WRITTEN PROBLEM: Copy all the material that follows, keeping every character the same.

INFORMATION PROVIDED:
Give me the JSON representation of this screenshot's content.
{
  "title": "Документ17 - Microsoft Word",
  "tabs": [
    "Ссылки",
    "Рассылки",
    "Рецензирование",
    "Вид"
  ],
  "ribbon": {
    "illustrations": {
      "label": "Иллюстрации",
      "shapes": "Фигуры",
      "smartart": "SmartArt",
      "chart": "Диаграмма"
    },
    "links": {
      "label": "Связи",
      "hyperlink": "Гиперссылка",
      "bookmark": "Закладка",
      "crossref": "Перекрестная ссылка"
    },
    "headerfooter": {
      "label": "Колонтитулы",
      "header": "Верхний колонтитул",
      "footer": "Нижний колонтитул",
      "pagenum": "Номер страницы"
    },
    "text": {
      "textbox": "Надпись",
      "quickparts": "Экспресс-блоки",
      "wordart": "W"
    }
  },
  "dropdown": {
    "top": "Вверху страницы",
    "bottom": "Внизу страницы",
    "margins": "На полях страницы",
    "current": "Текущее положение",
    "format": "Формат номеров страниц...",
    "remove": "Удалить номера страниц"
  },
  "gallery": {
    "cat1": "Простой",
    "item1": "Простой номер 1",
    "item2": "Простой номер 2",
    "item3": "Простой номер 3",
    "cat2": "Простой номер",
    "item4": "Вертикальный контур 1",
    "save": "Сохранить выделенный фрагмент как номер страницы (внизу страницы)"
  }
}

TASK ANSWER:
Give me the JSON representation of this screenshot's content.
{
  "title": "Документ17 - Microsoft Word",
  "tabs": [
    "Ссылки",
    "Рассылки",
    "Рецензирование",
    "Вид"
  ],
  "ribbon": {
    "illustrations": {
      "label": "Иллюстрации",
      "shapes": "Фигуры",
      "smartart": "SmartArt",
      "chart": "Диаграмма"
    },
    "links": {
      "label": "Связи",
      "hyperlink": "Гиперссылка",
      "bookmark": "Закладка",
      "crossref": "Перекрестная ссылка"
    },
    "headerfooter": {
      "label": "Колонтитулы",
      "header": "Верхний колонтитул",
      "footer": "Нижний колонтитул",
      "pagenum": "Номер страницы"
    },
    "text": {
      "textbox": "Надпись",
      "quickparts": "Экспресс-блоки",
      "wordart": "W"
    }
  },
  "dropdown": {
    "top": "Вверху страницы",
    "bottom": "Внизу страницы",
    "margins": "На полях страницы",
    "current": "Текущее положение",
    "format": "Формат номеров страниц...",
    "remove": "Удалить номера страниц"
  },
  "gallery": {
    "cat1": "Простой",
    "item1": "Простой номер 1",
    "item2": "Простой номер 2",
    "item3": "Простой номер 3",
    "cat2": "Простой номер",
    "item4": "Вертикальный контур 1",
    "save": "Сохранить выделенный фрагмент как номер страницы (внизу страницы)"
  }
}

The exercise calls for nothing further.